INPUT MATERIAL:
···
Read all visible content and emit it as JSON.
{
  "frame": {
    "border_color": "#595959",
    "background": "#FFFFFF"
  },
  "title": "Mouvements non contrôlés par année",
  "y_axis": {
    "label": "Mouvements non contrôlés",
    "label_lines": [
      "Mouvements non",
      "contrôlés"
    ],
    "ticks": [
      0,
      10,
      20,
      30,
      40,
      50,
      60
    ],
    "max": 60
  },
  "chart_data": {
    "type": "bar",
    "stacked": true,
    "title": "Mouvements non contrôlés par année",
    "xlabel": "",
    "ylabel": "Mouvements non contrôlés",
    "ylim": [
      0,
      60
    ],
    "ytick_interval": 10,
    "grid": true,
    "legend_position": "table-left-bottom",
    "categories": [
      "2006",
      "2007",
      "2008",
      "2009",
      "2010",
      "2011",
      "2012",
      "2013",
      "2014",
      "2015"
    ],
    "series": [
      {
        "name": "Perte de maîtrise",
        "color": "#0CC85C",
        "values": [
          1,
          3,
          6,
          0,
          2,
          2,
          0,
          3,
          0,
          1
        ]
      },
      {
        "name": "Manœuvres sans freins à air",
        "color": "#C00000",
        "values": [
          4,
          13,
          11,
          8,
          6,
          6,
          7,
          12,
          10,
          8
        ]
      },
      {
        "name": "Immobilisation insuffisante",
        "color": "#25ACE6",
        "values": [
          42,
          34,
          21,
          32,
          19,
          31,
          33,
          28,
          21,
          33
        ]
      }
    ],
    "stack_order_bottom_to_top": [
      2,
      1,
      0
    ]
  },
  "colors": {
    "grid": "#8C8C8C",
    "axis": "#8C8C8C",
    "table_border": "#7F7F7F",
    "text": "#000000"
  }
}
···
BRIEF: Please output every record, keeping each line exact.

WRITTEN SOLUTION:
Read all visible content and emit it as JSON.
{
  "frame": {
    "border_color": "#595959",
    "background": "#FFFFFF"
  },
  "title": "Mouvements non contrôlés par année",
  "y_axis": {
    "label": "Mouvements non contrôlés",
    "label_lines": [
      "Mouvements non",
      "contrôlés"
    ],
    "ticks": [
      0,
      10,
      20,
      30,
      40,
      50,
      60
    ],
    "max": 60
  },
  "chart_data": {
    "type": "bar",
    "stacked": true,
    "title": "Mouvements non contrôlés par année",
    "xlabel": "",
    "ylabel": "Mouvements non contrôlés",
    "ylim": [
      0,
      60
    ],
    "ytick_interval": 10,
    "grid": true,
    "legend_position": "table-left-bottom",
    "categories": [
      "2006",
      "2007",
      "2008",
      "2009",
      "2010",
      "2011",
      "2012",
      "2013",
      "2014",
      "2015"
    ],
    "series": [
      {
        "name": "Perte de maîtrise",
        "color": "#0CC85C",
        "values": [
          1,
          3,
          6,
          0,
          2,
          2,
          0,
          3,
          0,
          1
        ]
      },
      {
        "name": "Manœuvres sans freins à air",
        "color": "#C00000",
        "values": [
          4,
          13,
          11,
          8,
          6,
          6,
          7,
          12,
          10,
          8
        ]
      },
      {
        "name": "Immobilisation insuffisante",
        "color": "#25ACE6",
        "values": [
          42,
          34,
          21,
          32,
          19,
          31,
          33,
          28,
          21,
          33
        ]
      }
    ],
    "stack_order_bottom_to_top": [
      2,
      1,
      0
    ]
  },
  "colors": {
    "grid": "#8C8C8C",
    "axis": "#8C8C8C",
    "table_border": "#7F7F7F",
    "text": "#000000"
  }
}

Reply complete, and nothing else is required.